<<<<

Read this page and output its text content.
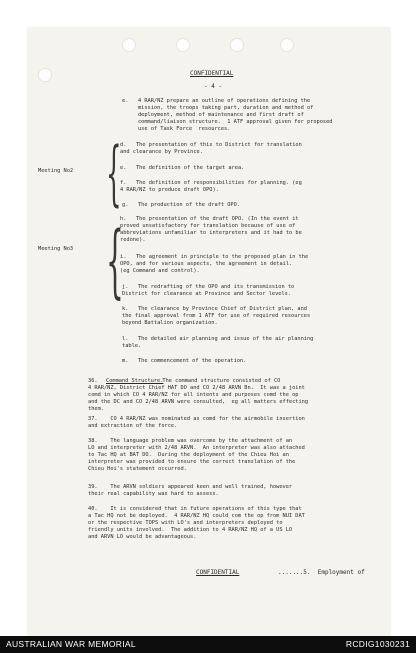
CONFIDENTIAL
- 4 -
e.   4 RAR/NZ prepare an outline of operations defining the
mission, the troops taking part, duration and method of
deployment, method of maintenance and first draft of
command/liaison structure.  1 ATF approval given for proposed
use of Task Force  resources.
Meeting No2 {
d.   The presentation of this to District for translation
and clearance by Province.
e.   The definition of the target area.
f.   The definition of responsibilities for planning. (eg
4 RAR/NZ to produce draft OPO).
g.   The production of the draft OPO.
Meeting No3 {
h.   The presentation of the draft OPO. (In the event it
proved unsatisfactory for translation because of use of
abbreviations unfamiliar to interpreters and it had to be
redone).
i.   The agreement in principle to the proposed plan in the
OPO, and for various aspects, the agreement in detail.
(eg Command and control).
j.   The redrafting of the OPO and its transmission to
District for clearance at Province and Sector levels.
k.   The clearance by Province Chief of District plan, and
the final approval from 1 ATF for use of required resources
beyond Battalion organization.
l.   The detailed air planning and issue of the air planning
table.
m.   The commencement of the operation.
36. Command Structure.
The command structure consisted of CO
4 RAR/NZ, District Chief HAT DO and CO 2/48 ARVN Bn.  It was a joint
comd in which CO 4 RAR/NZ for all intents and purposes comd the op
and the DC and CO 2/48 ARVN were consulted,  eg all matters effecting
them.
37.    CO 4 RAR/NZ was nominated as comd for the airmobile insertion
and extraction of the force.
38.    The language problem was overcome by the attachment of an
LO and interpreter with 2/48 ARVN.  An interpreter was also attached
to Tac HQ at BAT DO.  During the deployment of the Chieu Hoi an
interpreter was provided to ensure the correct translation of the
Chieu Hoi's statement occurred.
39.    The ARVN soldiers appeared keen and well trained, however
their real capability was hard to assess.
40.    It is considered that in future operations of this type that
a Tac HQ not be deployed.  4 RAR/NZ HQ could com the op from NUI DAT
or the respective TOPS with LO's and interpreters deployed to
friendly units involved.  The addition to 4 RAR/NZ HQ of a US LO
and ARVN LO would be advantageous.
CONFIDENTIAL	.......5.  Employment of
AUSTRALIAN WAR MEMORIAL	RCDIG1030231
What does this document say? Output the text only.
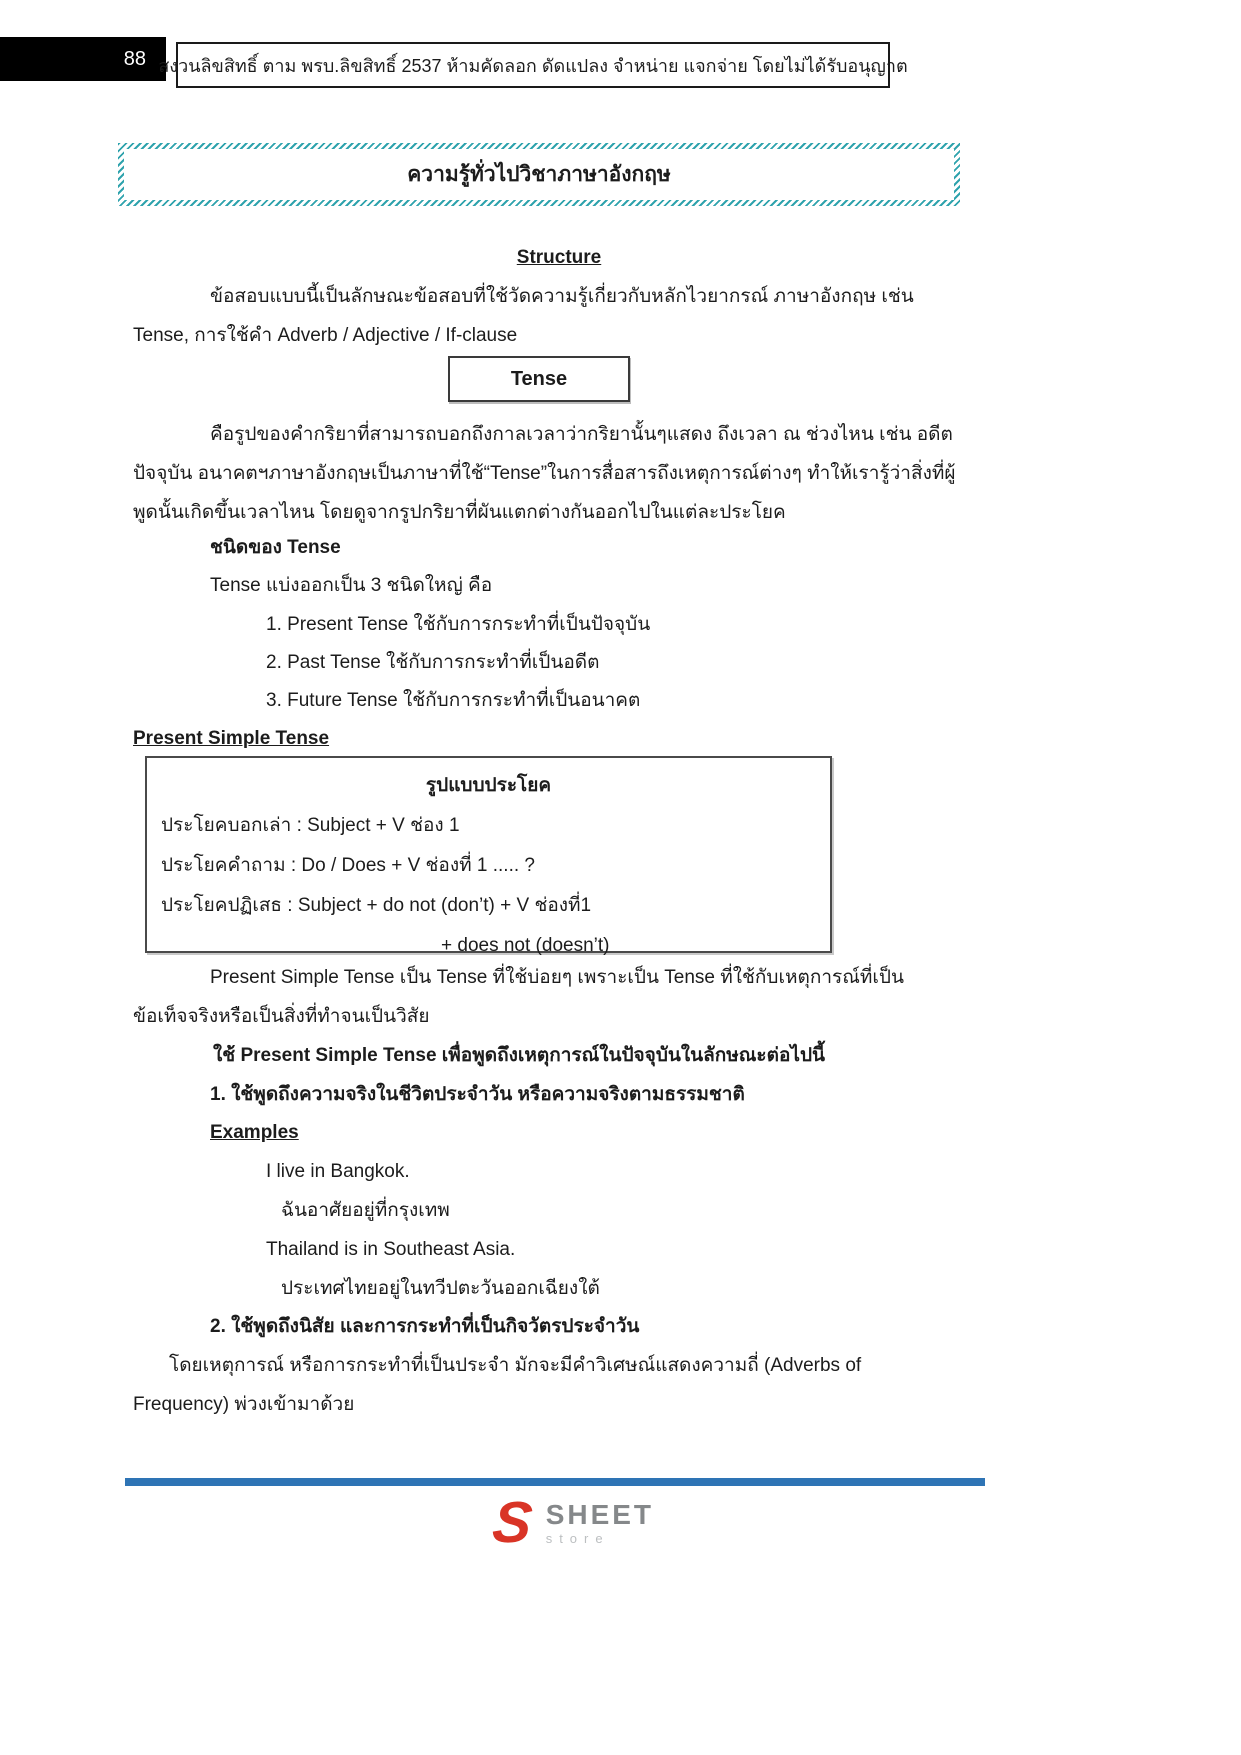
88 สงวนลิขสิทธิ์ ตาม พรบ.ลิขสิทธิ์ 2537 ห้ามคัดลอก ดัดแปลง จำหน่าย แจกจ่าย โดยไม่ได้รับอนุญาต
ความรู้ทั่วไปวิชาภาษาอังกฤษ
Structure
ข้อสอบแบบนี้เป็นลักษณะข้อสอบที่ใช้วัดความรู้เกี่ยวกับหลักไวยากรณ์ ภาษาอังกฤษ เช่น
Tense, การใช้คำ Adverb / Adjective / If-clause
Tense
คือรูปของคำกริยาที่สามารถบอกถึงกาลเวลาว่ากริยานั้นๆแสดง ถึงเวลา ณ ช่วงไหน เช่น อดีต
ปัจจุบัน อนาคตฯภาษาอังกฤษเป็นภาษาที่ใช้“Tense”ในการสื่อสารถึงเหตุการณ์ต่างๆ ทำให้เรารู้ว่าสิ่งที่ผู้
พูดนั้นเกิดขึ้นเวลาไหน โดยดูจากรูปกริยาที่ผันแตกต่างกันออกไปในแต่ละประโยค
ชนิดของ Tense
Tense แบ่งออกเป็น 3 ชนิดใหญ่ คือ
1. Present Tense ใช้กับการกระทำที่เป็นปัจจุบัน
2. Past Tense ใช้กับการกระทำที่เป็นอดีต
3. Future Tense ใช้กับการกระทำที่เป็นอนาคต
Present Simple Tense
รูปแบบประโยค
ประโยคบอกเล่า : Subject + V ช่อง 1
ประโยคคำถาม : Do / Does + V ช่องที่ 1 ..... ?
ประโยคปฏิเสธ : Subject + do not (don’t) + V ช่องที่1
+ does not (doesn’t)
Present Simple Tense เป็น Tense ที่ใช้บ่อยๆ เพราะเป็น Tense ที่ใช้กับเหตุการณ์ที่เป็น
ข้อเท็จจริงหรือเป็นสิ่งที่ทำจนเป็นวิสัย
ใช้ Present Simple Tense เพื่อพูดถึงเหตุการณ์ในปัจจุบันในลักษณะต่อไปนี้
1. ใช้พูดถึงความจริงในชีวิตประจำวัน หรือความจริงตามธรรมชาติ
Examples
I live in Bangkok.
ฉันอาศัยอยู่ที่กรุงเทพ
Thailand is in Southeast Asia.
ประเทศไทยอยู่ในทวีปตะวันออกเฉียงใต้
2. ใช้พูดถึงนิสัย และการกระทำที่เป็นกิจวัตรประจำวัน
โดยเหตุการณ์ หรือการกระทำที่เป็นประจำ มักจะมีคำวิเศษณ์แสดงความถี่ (Adverbs of
Frequency) พ่วงเข้ามาด้วย
S SHEET
store
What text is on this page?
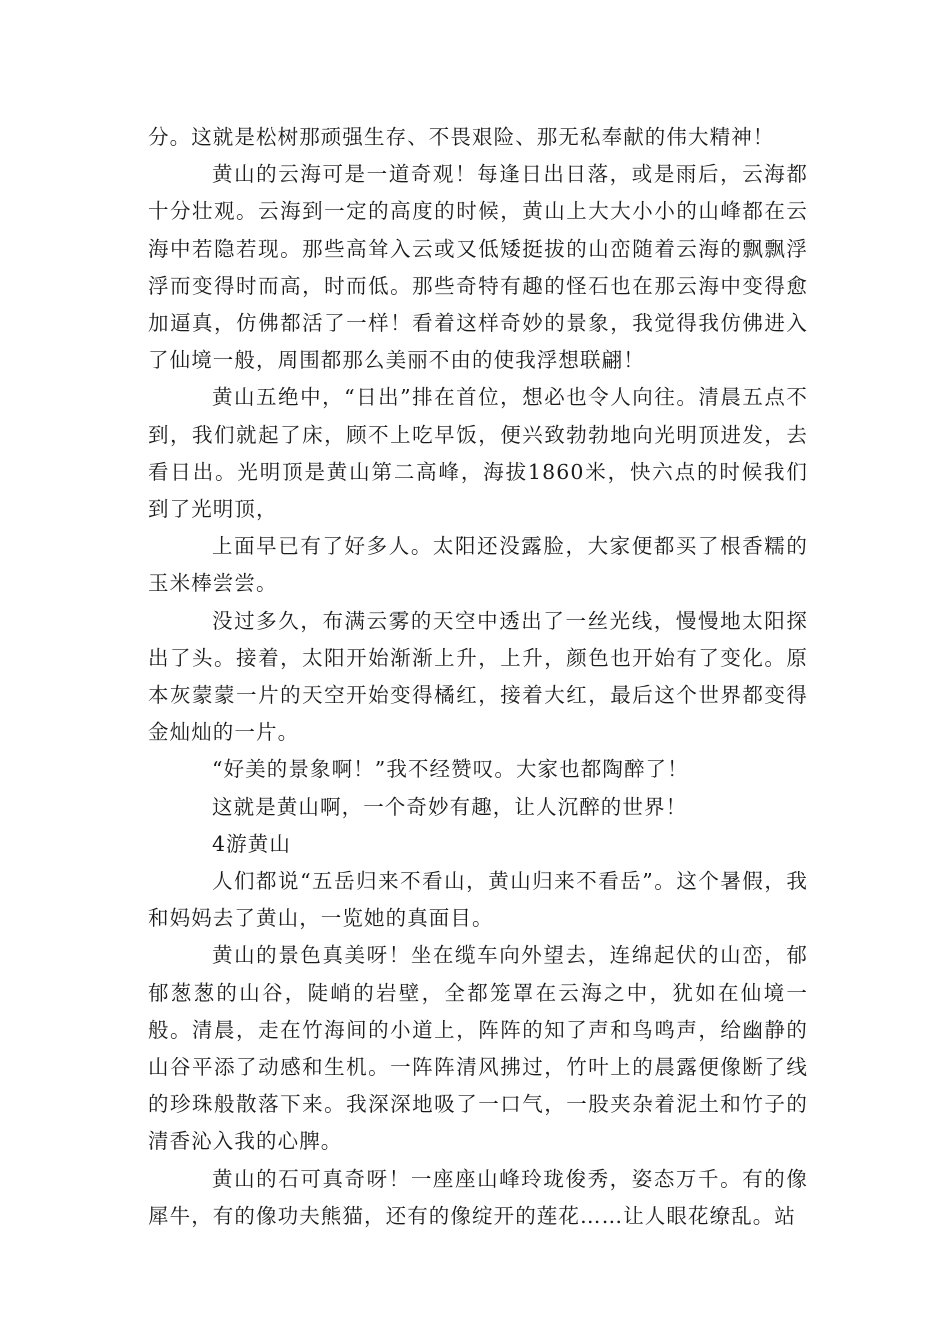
分。这就是松树那顽强生存、不畏艰险、那无私奉献的伟大精神！

黄山的云海可是一道奇观！每逢日出日落，或是雨后，云海都十分壮观。云海到一定的高度的时候，黄山上大大小小的山峰都在云海中若隐若现。那些高耸入云或又低矮挺拔的山峦随着云海的飘飘浮浮而变得时而高，时而低。那些奇特有趣的怪石也在那云海中变得愈加逼真，仿佛都活了一样！看着这样奇妙的景象，我觉得我仿佛进入了仙境一般，周围都那么美丽不由的使我浮想联翩！

黄山五绝中，“日出”排在首位，想必也令人向往。清晨五点不到，我们就起了床，顾不上吃早饭，便兴致勃勃地向光明顶进发，去看日出。光明顶是黄山第二高峰，海拔1860米，快六点的时候我们到了光明顶，

上面早已有了好多人。太阳还没露脸，大家便都买了根香糯的玉米棒尝尝。

没过多久，布满云雾的天空中透出了一丝光线，慢慢地太阳探出了头。接着，太阳开始渐渐上升，上升，颜色也开始有了变化。原本灰蒙蒙一片的天空开始变得橘红，接着大红，最后这个世界都变得金灿灿的一片。

“好美的景象啊！”我不经赞叹。大家也都陶醉了！

这就是黄山啊，一个奇妙有趣，让人沉醉的世界！

4游黄山

人们都说“五岳归来不看山，黄山归来不看岳”。这个暑假，我和妈妈去了黄山，一览她的真面目。

黄山的景色真美呀！坐在缆车向外望去，连绵起伏的山峦，郁郁葱葱的山谷，陡峭的岩壁，全都笼罩在云海之中，犹如在仙境一般。清晨，走在竹海间的小道上，阵阵的知了声和鸟鸣声，给幽静的山谷平添了动感和生机。一阵阵清风拂过，竹叶上的晨露便像断了线的珍珠般散落下来。我深深地吸了一口气，一股夹杂着泥土和竹子的清香沁入我的心脾。

黄山的石可真奇呀！一座座山峰玲珑俊秀，姿态万千。有的像犀牛，有的像功夫熊猫，还有的像绽开的莲花……让人眼花缭乱。站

>>>>

• [Your goal] Which lines contain the word "การณ"? Copy each of them.

• [Task result]
ปัจจุบัน อนาคตฯภาษาอังกฤษเป็นภาษาที่ใช้“Tense”ในการสื่อสารถึงเหตุการณ์ต่างๆ ทำให้เรารู้ว่าสิ่งที่ผู้
Present Simple Tense เป็น Tense ที่ใช้บ่อยๆ เพราะเป็น Tense ที่ใช้กับเหตุการณ์ที่เป็น
ใช้ Present Simple Tense เพื่อพูดถึงเหตุการณ์ในปัจจุบันในลักษณะต่อไปนี้
โดยเหตุการณ์ หรือการกระทำที่เป็นประจำ มักจะมีคำวิเศษณ์แสดงความถี่ (Adverbs of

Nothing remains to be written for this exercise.